Extracted data entries
□ □ □ □

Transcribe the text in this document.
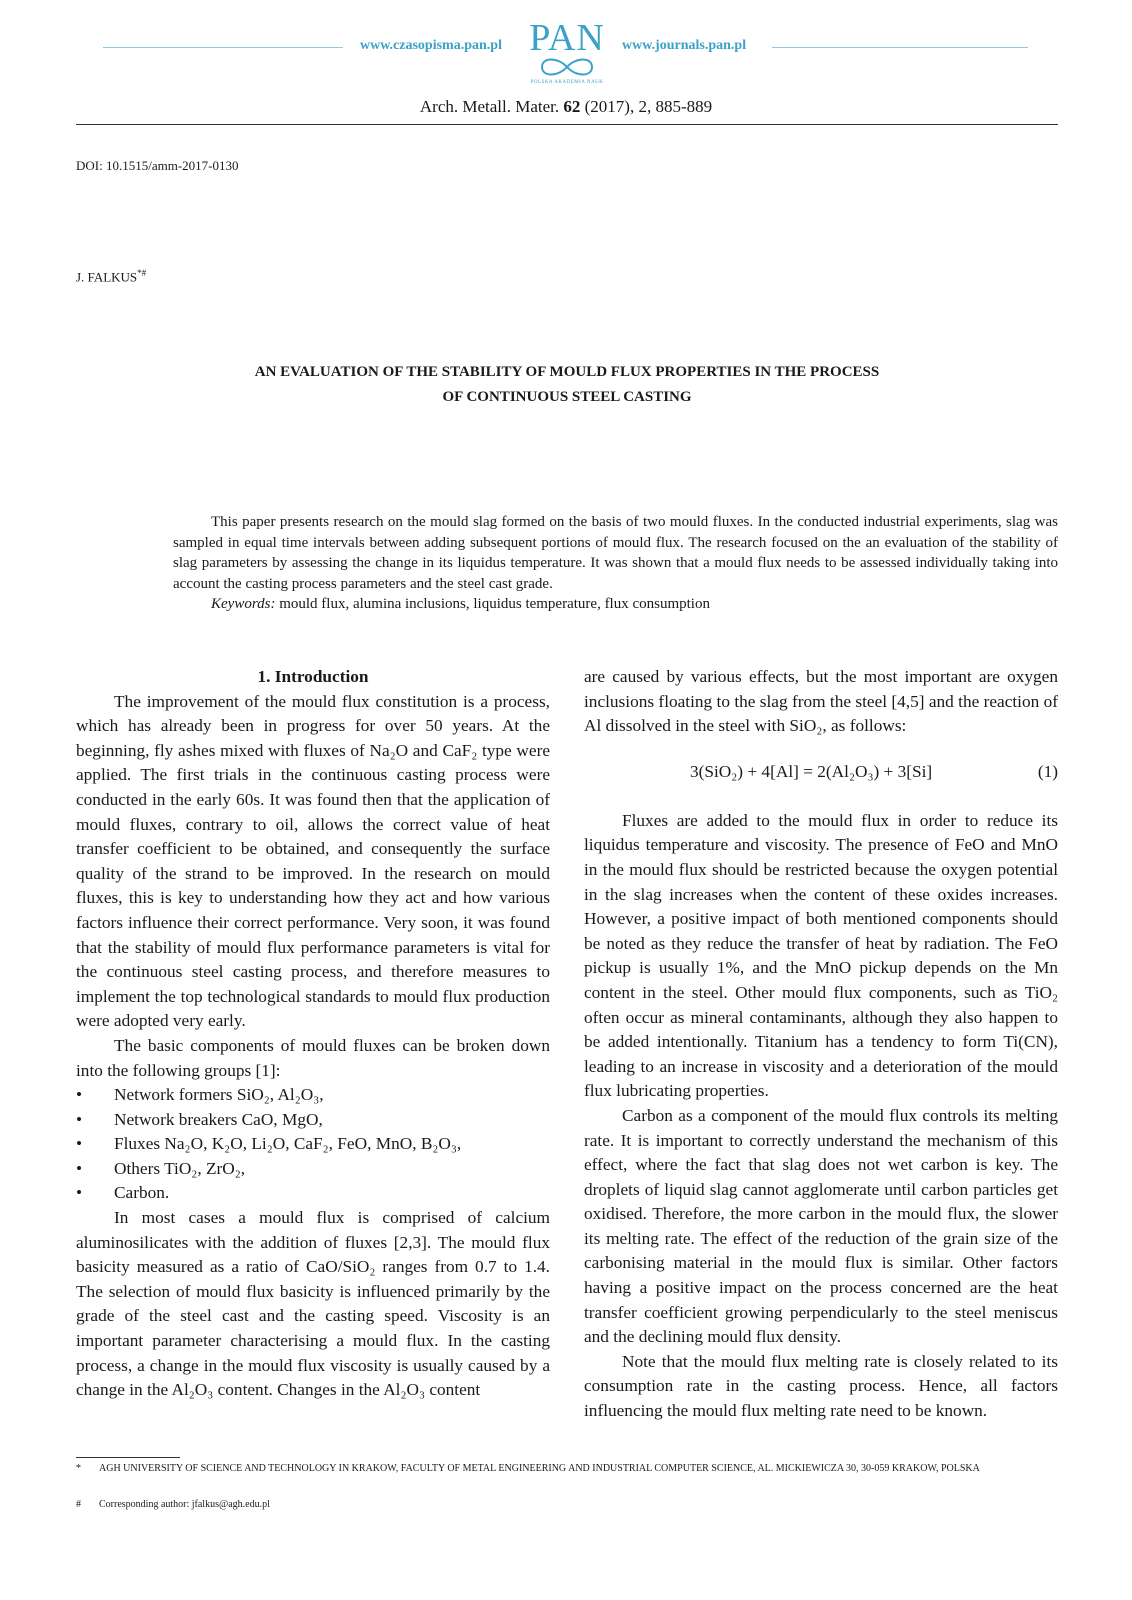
www.czasopisma.pan.pl PAN
POLSKA AKADEMIA NAUK
www.journals.pan.pl
Arch. Metall. Mater. 62 (2017), 2, 885-889
DOI: 10.1515/amm-2017-0130
J. FALKUS*#
AN EVALUATION OF THE STABILITY OF MOULD FLUX PROPERTIES IN THE PROCESS
OF CONTINUOUS STEEL CASTING

This paper presents research on the mould slag formed on the basis of two mould fluxes. In the conducted industrial experiments, slag was sampled in equal time intervals between adding subsequent portions of mould flux. The research focused on the an evaluation of the stability of slag parameters by assessing the change in its liquidus temperature. It was shown that a mould flux needs to be assessed individually taking into account the casting process parameters and the steel cast grade.

Keywords: mould flux, alumina inclusions, liquidus temperature, flux consumption

1. Introduction

The improvement of the mould flux constitution is a process, which has already been in progress for over 50 years. At the beginning, fly ashes mixed with fluxes of Na₂O and CaF₂ type were applied. The first trials in the continuous casting process were conducted in the early 60s. It was found then that the application of mould fluxes, contrary to oil, allows the correct value of heat transfer coefficient to be obtained, and consequently the surface quality of the strand to be improved. In the research on mould fluxes, this is key to understanding how they act and how various factors influence their correct performance. Very soon, it was found that the stability of mould flux performance parameters is vital for the continuous steel casting process, and therefore measures to implement the top technological standards to mould flux production were adopted very early.

The basic components of mould fluxes can be broken down into the following groups [1]:

• Network formers SiO₂, Al₂O₃,
• Network breakers CaO, MgO,
• Fluxes Na₂O, K₂O, Li₂O, CaF₂, FeO, MnO, B₂O₃,
• Others TiO₂, ZrO₂,
• Carbon.

In most cases a mould flux is comprised of calcium aluminosilicates with the addition of fluxes [2,3]. The mould flux basicity measured as a ratio of CaO/SiO₂ ranges from 0.7 to 1.4. The selection of mould flux basicity is influenced primarily by the grade of the steel cast and the casting speed. Viscosity is an important parameter characterising a mould flux. In the casting process, a change in the mould flux viscosity is usually caused by a change in the Al₂O₃ content. Changes in the Al₂O₃ content

are caused by various effects, but the most important are oxygen inclusions floating to the slag from the steel [4,5] and the reaction of Al dissolved in the steel with SiO₂, as follows:

3(SiO₂) + 4[Al] = 2(Al₂O₃) + 3[Si]	(1)

Fluxes are added to the mould flux in order to reduce its liquidus temperature and viscosity. The presence of FeO and MnO in the mould flux should be restricted because the oxygen potential in the slag increases when the content of these oxides increases. However, a positive impact of both mentioned components should be noted as they reduce the transfer of heat by radiation. The FeO pickup is usually 1%, and the MnO pickup depends on the Mn content in the steel. Other mould flux components, such as TiO₂ often occur as mineral contaminants, although they also happen to be added intentionally. Titanium has a tendency to form Ti(CN), leading to an increase in viscosity and a deterioration of the mould flux lubricating properties.

Carbon as a component of the mould flux controls its melting rate. It is important to correctly understand the mechanism of this effect, where the fact that slag does not wet carbon is key. The droplets of liquid slag cannot agglomerate until carbon particles get oxidised. Therefore, the more carbon in the mould flux, the slower its melting rate. The effect of the reduction of the grain size of the carbonising material in the mould flux is similar. Other factors having a positive impact on the process concerned are the heat transfer coefficient growing perpendicularly to the steel meniscus and the declining mould flux density.

Note that the mould flux melting rate is closely related to its consumption rate in the casting process. Hence, all factors influencing the mould flux melting rate need to be known.

* AGH UNIVERSITY OF SCIENCE AND TECHNOLOGY IN KRAKOW, FACULTY OF METAL ENGINEERING AND INDUSTRIAL COMPUTER SCIENCE, AL. MICKIEWICZA 30, 30-059 KRAKOW, POLSKA
# Corresponding author: jfalkus@agh.edu.pl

□ □ □ □

Short problem
Take every line from the data above that holds "inclusions" and copy it out.

Completed exercise
Keywords: mould flux, alumina inclusions, liquidus temperature, flux consumption
are caused by various effects, but the most important are oxygen inclusions floating to the slag from the steel [4,5] and the reaction of Al dissolved in the steel with SiO₂, as follows:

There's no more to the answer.